Locate every line in the records that contains the word "учреждений" and copy each of those lines in full.

Begin Given data

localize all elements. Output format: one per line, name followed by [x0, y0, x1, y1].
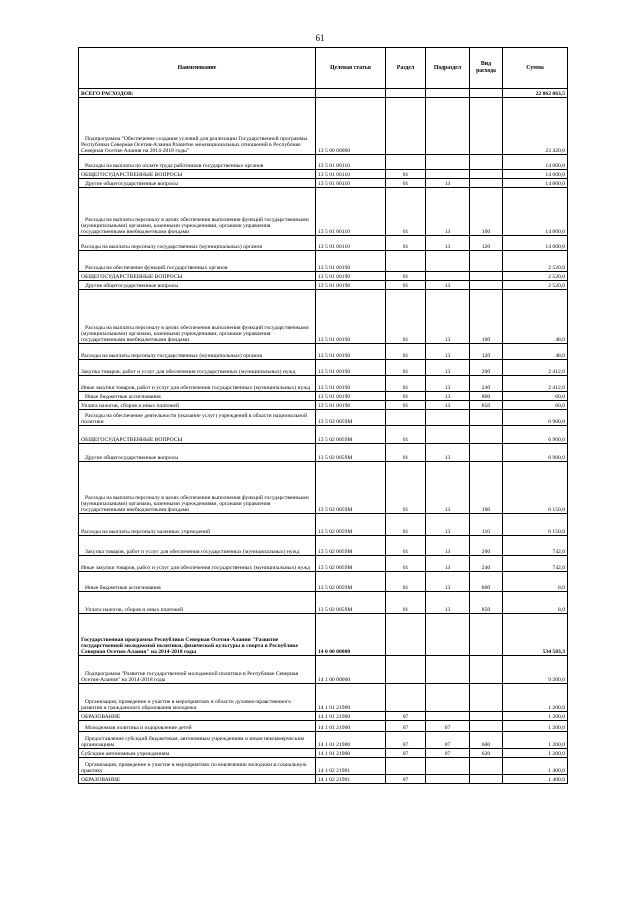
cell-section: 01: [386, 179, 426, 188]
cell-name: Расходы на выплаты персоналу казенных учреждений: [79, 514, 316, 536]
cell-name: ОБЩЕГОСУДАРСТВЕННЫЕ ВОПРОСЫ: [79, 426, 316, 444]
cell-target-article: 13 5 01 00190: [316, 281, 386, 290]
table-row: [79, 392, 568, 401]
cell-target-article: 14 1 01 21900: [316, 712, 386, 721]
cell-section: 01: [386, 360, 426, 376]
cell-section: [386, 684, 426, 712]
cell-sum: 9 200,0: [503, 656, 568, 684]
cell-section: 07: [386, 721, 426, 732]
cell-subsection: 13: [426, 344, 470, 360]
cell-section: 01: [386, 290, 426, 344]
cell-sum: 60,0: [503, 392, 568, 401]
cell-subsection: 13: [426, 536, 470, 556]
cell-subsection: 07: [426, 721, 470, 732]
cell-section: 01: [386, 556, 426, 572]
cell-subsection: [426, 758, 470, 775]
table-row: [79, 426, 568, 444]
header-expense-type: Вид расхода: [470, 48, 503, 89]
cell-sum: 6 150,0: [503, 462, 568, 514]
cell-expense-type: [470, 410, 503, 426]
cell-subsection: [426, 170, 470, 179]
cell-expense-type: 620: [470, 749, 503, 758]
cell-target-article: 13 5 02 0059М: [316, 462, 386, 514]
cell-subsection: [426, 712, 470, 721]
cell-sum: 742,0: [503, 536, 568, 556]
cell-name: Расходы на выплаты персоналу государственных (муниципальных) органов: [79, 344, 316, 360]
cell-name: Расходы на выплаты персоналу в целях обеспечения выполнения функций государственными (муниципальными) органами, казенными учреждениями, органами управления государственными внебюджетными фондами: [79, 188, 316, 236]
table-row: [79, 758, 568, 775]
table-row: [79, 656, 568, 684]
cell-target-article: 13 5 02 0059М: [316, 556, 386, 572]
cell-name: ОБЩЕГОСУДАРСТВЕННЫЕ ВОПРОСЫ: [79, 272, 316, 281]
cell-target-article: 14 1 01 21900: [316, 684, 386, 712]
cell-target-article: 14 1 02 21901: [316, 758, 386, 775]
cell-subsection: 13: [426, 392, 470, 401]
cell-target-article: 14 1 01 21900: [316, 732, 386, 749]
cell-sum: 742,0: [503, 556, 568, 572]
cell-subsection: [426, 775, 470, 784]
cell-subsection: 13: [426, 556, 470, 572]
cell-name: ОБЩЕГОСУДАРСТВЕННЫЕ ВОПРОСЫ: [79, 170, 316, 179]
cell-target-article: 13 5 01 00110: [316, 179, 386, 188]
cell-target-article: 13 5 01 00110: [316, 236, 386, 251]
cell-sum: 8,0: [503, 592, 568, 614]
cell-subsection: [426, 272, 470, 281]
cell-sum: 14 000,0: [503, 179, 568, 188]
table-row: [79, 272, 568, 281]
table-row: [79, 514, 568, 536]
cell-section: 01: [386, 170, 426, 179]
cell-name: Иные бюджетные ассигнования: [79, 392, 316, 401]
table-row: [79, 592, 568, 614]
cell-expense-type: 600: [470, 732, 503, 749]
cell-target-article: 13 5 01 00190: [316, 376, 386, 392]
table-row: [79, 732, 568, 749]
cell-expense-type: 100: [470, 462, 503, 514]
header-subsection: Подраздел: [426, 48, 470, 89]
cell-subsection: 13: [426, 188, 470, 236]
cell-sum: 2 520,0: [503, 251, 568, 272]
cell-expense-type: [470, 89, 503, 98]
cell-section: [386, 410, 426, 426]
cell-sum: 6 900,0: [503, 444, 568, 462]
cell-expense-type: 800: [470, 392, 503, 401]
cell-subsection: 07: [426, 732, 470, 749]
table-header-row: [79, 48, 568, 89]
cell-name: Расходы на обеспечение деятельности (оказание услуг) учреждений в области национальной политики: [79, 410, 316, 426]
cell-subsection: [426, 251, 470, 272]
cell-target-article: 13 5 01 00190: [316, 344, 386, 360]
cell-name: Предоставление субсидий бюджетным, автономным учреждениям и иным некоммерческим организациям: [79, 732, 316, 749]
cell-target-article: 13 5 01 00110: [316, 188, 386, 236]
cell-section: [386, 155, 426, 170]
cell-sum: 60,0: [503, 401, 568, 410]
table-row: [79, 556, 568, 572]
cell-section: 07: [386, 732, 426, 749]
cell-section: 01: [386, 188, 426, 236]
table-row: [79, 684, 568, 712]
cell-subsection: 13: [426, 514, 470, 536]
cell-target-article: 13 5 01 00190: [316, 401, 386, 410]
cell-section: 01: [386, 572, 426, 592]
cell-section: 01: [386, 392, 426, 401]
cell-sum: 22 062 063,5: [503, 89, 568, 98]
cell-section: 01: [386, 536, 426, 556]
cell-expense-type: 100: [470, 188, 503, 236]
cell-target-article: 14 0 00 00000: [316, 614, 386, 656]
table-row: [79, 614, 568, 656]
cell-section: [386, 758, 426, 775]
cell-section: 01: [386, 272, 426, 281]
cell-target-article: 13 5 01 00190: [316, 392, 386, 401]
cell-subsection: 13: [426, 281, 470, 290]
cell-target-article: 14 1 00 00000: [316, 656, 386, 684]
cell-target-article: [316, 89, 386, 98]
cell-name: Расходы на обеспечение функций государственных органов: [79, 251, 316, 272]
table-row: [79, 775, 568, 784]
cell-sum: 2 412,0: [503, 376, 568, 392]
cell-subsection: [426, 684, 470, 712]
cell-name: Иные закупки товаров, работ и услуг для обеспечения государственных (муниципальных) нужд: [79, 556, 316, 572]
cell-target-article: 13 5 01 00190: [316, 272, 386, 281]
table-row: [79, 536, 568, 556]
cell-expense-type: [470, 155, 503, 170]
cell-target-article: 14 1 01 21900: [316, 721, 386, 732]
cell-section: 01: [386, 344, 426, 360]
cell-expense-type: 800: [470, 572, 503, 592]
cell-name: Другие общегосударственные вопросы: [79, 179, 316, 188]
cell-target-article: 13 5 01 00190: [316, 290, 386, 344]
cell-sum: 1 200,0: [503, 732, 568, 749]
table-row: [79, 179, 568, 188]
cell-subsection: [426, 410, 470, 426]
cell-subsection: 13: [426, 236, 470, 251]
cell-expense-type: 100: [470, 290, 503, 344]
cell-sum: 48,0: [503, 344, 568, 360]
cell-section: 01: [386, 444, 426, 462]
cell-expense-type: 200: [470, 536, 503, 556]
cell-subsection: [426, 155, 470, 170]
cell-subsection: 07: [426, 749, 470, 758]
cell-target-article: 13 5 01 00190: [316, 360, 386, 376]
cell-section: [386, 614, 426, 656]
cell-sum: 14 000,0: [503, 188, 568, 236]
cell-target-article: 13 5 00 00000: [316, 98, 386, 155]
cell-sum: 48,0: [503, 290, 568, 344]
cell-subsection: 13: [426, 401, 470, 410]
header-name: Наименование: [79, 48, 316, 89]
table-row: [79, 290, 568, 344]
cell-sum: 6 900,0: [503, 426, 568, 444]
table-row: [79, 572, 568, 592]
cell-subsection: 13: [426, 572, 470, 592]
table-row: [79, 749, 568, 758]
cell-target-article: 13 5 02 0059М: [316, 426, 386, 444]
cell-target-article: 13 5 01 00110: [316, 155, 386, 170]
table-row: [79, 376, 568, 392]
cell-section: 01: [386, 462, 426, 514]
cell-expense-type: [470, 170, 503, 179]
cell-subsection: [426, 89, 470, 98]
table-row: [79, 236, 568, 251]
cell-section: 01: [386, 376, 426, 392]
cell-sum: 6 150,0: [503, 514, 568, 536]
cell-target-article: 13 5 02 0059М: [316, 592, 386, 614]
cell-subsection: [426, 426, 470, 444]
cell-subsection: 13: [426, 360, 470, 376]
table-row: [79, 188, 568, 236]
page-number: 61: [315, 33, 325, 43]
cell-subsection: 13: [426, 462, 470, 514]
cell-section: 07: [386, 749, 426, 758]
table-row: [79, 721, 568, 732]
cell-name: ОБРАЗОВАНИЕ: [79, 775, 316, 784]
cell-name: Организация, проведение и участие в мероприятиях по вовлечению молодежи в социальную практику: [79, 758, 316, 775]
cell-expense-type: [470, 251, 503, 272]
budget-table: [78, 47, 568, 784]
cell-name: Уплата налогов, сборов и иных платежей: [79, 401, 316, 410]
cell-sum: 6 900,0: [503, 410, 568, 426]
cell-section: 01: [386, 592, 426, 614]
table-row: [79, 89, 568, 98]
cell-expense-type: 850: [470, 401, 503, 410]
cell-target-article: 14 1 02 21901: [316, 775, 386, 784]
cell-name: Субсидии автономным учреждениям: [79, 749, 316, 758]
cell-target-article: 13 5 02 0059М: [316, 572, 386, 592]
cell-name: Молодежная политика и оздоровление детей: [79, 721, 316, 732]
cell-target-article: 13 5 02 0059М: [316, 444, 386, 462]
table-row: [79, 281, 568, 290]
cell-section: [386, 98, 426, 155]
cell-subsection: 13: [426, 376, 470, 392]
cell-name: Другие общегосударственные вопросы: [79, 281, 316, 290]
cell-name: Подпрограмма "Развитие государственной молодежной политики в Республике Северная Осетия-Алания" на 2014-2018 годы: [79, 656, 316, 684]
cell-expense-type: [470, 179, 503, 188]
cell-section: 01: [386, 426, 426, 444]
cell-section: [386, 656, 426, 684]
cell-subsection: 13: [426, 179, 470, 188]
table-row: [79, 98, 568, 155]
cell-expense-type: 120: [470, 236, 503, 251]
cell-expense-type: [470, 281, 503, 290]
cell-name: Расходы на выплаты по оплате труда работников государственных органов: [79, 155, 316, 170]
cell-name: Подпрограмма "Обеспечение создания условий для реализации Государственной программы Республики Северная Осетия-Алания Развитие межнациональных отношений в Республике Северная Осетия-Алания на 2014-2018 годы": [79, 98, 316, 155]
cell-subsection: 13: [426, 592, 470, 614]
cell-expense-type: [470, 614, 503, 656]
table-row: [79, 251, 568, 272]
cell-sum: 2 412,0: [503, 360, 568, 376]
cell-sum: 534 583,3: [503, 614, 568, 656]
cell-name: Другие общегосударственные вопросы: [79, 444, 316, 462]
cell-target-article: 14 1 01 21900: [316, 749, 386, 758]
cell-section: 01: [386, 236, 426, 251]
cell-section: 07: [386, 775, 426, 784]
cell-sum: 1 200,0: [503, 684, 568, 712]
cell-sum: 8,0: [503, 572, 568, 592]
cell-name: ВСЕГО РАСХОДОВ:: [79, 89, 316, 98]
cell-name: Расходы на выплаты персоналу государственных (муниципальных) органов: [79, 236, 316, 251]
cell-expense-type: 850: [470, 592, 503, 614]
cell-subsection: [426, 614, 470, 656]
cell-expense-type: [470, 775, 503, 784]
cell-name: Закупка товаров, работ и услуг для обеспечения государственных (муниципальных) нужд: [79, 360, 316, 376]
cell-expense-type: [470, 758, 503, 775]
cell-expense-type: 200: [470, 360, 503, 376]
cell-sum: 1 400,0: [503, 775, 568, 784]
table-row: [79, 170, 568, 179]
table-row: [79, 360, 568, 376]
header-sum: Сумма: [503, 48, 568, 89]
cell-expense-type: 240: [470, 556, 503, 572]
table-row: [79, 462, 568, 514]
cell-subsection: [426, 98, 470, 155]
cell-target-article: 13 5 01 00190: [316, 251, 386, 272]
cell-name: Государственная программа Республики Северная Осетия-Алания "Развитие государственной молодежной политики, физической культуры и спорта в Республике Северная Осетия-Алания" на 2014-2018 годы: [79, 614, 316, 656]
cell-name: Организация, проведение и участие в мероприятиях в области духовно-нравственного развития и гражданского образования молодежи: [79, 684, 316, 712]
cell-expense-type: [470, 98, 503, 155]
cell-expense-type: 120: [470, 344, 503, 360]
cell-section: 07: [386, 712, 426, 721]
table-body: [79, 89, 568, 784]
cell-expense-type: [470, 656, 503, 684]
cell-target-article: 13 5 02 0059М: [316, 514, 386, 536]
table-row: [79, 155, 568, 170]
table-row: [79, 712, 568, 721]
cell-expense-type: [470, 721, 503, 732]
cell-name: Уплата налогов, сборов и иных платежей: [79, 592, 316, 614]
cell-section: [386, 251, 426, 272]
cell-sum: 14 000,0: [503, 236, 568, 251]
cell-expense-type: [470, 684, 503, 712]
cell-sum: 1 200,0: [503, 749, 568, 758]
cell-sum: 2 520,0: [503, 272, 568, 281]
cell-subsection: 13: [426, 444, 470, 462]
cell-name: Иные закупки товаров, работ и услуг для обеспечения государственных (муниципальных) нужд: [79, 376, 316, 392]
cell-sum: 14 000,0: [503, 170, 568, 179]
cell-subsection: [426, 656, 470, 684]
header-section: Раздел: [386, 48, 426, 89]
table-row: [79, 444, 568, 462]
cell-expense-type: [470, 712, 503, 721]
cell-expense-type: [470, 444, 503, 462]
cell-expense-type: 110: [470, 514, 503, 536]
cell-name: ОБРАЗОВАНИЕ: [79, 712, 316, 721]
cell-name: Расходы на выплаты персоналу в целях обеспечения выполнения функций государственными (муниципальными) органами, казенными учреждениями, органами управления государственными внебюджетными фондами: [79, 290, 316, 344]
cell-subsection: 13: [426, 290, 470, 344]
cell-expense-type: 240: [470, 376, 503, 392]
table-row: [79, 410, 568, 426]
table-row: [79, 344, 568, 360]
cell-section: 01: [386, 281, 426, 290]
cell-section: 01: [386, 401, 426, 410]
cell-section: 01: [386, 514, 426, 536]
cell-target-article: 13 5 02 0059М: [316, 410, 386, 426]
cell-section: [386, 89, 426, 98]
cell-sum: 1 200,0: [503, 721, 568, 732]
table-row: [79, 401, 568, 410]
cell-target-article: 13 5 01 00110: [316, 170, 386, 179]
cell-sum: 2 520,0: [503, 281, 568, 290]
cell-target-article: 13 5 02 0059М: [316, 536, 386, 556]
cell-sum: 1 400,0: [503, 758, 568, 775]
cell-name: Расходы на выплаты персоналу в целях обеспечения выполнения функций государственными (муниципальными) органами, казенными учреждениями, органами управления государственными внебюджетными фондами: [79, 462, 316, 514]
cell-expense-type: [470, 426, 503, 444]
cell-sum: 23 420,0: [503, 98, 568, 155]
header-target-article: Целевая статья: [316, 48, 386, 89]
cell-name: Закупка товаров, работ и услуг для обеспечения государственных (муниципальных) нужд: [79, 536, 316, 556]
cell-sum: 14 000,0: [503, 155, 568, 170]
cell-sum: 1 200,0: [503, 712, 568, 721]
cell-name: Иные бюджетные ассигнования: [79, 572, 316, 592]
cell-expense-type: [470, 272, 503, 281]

End Given data
Begin Given data

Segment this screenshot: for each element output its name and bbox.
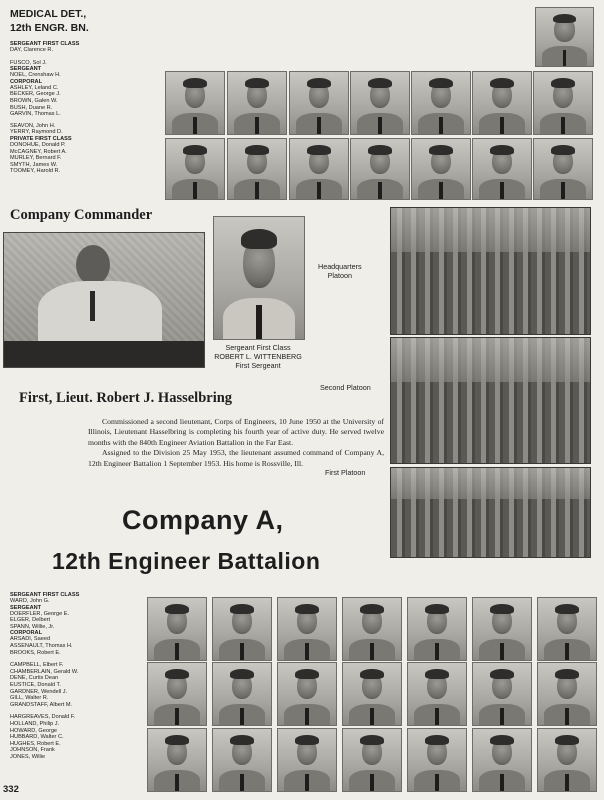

End Given data

*Answer to this task*.
cell-name: Расходы на выплаты персоналу казенных учреждений: [79, 514, 316, 536]
cell-name: Расходы на обеспечение деятельности (оказание услуг) учреждений в области национальной политики: [79, 410, 316, 426]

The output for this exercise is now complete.